• _TO BE DONE_
Scan the material below for the string "absolute", and copy every line where it shows up.
■ ■ ■ ■ ■
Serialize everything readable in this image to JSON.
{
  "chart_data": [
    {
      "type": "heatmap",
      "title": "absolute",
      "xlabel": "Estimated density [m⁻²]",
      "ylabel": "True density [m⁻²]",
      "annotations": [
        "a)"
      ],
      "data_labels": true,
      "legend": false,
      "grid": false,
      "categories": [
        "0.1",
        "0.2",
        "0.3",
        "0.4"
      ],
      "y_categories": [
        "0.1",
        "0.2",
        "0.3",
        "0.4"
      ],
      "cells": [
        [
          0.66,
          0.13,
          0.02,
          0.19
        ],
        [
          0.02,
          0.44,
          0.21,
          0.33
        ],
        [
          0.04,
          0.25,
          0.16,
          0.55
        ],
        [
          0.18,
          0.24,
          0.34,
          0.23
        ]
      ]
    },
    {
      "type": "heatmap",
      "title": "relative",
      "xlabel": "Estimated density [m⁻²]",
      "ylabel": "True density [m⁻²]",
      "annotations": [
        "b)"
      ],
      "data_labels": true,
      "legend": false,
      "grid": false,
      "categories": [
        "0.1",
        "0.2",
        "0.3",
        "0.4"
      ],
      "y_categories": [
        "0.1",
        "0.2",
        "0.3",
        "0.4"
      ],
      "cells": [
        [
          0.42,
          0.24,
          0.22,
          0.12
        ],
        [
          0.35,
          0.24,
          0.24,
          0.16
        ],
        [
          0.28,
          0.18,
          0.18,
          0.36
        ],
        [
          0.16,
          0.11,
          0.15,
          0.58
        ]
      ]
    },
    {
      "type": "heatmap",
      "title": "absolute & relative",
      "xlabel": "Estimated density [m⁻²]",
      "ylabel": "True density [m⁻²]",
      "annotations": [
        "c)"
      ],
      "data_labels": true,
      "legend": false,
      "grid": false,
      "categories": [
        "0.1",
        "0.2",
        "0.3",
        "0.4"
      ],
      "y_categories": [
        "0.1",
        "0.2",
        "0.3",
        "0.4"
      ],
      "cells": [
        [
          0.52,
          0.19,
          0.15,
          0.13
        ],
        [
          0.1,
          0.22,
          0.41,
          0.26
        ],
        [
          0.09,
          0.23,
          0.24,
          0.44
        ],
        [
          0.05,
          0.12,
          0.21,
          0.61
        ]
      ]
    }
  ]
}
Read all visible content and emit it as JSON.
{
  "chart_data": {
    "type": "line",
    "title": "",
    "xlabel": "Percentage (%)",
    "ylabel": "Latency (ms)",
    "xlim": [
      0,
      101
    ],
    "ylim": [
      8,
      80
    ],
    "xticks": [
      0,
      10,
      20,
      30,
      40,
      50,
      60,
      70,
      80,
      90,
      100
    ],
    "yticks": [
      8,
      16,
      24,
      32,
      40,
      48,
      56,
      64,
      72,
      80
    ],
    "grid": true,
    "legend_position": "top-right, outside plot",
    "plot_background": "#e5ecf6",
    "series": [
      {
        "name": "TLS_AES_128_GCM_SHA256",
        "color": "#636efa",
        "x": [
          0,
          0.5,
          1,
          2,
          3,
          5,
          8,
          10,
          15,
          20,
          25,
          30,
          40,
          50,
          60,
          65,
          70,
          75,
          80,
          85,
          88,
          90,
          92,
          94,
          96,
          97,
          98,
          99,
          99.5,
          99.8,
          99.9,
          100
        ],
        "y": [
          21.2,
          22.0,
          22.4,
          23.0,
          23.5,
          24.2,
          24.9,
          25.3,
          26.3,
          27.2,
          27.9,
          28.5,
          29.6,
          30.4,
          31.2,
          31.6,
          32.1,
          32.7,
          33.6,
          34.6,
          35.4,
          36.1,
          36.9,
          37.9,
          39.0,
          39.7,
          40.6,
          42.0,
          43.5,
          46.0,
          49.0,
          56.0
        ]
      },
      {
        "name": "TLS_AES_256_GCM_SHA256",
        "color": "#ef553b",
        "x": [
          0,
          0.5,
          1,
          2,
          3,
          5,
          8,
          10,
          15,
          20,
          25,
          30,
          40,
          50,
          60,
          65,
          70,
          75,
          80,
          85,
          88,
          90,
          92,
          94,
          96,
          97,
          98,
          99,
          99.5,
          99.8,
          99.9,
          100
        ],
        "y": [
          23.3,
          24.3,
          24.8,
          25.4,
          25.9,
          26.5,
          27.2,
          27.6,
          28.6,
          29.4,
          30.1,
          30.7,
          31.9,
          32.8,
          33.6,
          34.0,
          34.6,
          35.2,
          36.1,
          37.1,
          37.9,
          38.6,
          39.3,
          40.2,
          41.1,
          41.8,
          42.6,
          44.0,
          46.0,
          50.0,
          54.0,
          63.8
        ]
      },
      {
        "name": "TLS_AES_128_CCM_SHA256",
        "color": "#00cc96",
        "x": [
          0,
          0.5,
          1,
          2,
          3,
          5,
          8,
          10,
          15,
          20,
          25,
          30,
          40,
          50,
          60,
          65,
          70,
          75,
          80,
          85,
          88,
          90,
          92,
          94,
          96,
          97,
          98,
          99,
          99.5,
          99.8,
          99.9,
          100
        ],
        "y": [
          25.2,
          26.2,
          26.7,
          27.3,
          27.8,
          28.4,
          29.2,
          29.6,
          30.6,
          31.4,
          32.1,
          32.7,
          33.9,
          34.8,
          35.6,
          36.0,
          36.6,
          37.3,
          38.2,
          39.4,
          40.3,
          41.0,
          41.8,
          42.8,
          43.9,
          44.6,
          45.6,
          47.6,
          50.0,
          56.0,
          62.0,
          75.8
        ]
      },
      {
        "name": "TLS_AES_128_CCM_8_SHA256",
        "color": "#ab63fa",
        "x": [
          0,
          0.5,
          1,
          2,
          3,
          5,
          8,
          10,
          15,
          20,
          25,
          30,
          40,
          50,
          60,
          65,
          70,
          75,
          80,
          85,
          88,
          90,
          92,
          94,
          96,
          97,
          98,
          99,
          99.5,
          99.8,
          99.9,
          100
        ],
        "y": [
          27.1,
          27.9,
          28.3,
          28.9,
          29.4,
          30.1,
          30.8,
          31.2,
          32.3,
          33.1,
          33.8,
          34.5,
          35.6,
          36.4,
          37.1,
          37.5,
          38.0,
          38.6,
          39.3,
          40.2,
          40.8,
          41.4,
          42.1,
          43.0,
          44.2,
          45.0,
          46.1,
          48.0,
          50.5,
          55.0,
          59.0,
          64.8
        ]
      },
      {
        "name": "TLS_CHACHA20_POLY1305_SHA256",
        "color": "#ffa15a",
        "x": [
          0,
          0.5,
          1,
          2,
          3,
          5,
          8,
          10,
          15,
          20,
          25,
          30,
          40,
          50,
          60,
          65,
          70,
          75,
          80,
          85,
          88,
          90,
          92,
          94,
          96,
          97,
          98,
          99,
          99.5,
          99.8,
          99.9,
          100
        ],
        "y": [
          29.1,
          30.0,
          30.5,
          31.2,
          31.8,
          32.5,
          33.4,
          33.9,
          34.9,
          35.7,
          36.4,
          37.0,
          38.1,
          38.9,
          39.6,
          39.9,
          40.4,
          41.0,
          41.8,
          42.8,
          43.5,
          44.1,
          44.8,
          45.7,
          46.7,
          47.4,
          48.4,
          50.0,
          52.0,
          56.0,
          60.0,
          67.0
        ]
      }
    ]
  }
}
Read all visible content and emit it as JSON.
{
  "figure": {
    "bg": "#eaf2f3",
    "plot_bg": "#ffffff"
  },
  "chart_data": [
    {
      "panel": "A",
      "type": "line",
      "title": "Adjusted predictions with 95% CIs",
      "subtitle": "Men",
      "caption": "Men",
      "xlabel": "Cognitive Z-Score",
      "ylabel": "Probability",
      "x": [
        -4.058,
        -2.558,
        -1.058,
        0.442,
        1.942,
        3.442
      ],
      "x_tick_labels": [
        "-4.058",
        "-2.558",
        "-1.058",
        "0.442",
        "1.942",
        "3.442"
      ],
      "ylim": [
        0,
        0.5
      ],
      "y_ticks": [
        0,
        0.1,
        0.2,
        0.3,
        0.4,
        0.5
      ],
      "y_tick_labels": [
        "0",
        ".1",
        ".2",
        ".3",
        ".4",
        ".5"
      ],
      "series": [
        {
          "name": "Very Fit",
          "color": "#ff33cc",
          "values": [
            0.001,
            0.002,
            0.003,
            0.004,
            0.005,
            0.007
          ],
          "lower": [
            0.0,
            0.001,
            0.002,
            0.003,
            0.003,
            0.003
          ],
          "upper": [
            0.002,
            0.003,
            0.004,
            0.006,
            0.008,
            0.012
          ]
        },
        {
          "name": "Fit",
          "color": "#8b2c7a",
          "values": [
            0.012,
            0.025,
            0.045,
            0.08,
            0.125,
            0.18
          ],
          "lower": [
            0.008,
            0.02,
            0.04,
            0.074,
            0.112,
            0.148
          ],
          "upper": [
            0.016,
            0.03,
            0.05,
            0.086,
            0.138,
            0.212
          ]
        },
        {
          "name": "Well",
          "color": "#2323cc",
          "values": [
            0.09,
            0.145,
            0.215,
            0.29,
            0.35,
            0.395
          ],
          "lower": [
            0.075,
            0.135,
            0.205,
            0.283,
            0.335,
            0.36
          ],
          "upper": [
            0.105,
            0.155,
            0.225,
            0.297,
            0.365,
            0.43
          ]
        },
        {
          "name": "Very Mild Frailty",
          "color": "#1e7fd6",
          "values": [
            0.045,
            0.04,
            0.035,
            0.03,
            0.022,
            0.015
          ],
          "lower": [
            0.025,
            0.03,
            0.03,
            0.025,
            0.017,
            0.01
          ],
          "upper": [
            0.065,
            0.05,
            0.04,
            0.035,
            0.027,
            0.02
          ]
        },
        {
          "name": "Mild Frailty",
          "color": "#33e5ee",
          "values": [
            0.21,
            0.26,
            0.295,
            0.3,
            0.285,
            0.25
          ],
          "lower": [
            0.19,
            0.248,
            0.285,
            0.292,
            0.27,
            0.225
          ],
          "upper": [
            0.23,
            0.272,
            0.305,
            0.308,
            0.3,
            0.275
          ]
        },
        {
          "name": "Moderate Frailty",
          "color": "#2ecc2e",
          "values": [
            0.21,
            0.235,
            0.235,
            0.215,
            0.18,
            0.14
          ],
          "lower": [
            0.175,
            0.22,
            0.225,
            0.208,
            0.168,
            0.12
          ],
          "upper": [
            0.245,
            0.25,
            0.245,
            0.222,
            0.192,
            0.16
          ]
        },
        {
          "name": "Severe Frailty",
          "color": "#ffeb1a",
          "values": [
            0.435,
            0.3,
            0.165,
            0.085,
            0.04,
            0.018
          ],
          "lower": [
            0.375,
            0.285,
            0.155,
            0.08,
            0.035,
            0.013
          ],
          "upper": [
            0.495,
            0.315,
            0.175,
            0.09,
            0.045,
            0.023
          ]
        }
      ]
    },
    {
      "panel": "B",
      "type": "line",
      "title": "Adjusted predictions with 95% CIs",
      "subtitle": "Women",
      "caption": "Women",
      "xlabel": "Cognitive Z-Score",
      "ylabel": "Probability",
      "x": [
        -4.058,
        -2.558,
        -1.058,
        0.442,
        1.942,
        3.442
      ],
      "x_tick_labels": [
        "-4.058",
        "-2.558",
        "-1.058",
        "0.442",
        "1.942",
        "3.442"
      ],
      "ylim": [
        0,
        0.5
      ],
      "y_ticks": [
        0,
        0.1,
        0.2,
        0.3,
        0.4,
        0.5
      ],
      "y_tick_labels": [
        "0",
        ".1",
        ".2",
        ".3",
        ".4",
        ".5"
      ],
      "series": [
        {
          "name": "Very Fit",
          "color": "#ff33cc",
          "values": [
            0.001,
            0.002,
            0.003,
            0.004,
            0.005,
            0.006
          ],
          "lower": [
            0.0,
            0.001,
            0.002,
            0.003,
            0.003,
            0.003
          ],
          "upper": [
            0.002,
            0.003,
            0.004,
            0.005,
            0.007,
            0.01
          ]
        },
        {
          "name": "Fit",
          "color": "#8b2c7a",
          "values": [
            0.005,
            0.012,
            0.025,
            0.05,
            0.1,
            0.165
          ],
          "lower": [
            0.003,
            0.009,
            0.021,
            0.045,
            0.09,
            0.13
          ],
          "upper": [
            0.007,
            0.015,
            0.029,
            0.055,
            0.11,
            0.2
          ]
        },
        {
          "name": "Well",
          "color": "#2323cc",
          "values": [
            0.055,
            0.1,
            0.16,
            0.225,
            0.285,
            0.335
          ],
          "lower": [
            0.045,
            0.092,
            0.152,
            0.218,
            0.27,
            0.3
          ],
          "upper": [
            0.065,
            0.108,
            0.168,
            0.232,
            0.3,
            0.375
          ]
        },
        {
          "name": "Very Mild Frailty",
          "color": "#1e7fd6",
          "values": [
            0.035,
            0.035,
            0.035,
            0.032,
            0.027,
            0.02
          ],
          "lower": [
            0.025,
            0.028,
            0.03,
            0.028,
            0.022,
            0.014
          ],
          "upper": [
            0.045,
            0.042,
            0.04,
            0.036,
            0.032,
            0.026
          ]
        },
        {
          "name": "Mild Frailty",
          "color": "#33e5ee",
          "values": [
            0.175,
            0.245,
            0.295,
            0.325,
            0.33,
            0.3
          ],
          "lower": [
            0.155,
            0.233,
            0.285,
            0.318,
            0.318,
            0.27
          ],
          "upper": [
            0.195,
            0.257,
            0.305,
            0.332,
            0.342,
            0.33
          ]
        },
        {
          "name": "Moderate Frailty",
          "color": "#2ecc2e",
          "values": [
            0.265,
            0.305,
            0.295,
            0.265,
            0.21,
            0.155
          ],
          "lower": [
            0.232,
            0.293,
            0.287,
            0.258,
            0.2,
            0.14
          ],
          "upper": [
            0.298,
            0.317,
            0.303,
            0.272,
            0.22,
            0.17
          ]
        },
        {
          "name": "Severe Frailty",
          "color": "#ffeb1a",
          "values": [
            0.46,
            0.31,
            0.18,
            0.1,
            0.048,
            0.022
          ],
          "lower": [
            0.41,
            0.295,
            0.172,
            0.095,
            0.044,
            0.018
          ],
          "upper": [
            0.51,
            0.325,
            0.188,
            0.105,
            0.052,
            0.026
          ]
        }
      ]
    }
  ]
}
■ ■ ■ ■ ■
• _SOLUTION FOR THIS TASK_
      "title": "absolute",
      "title": "absolute & relative",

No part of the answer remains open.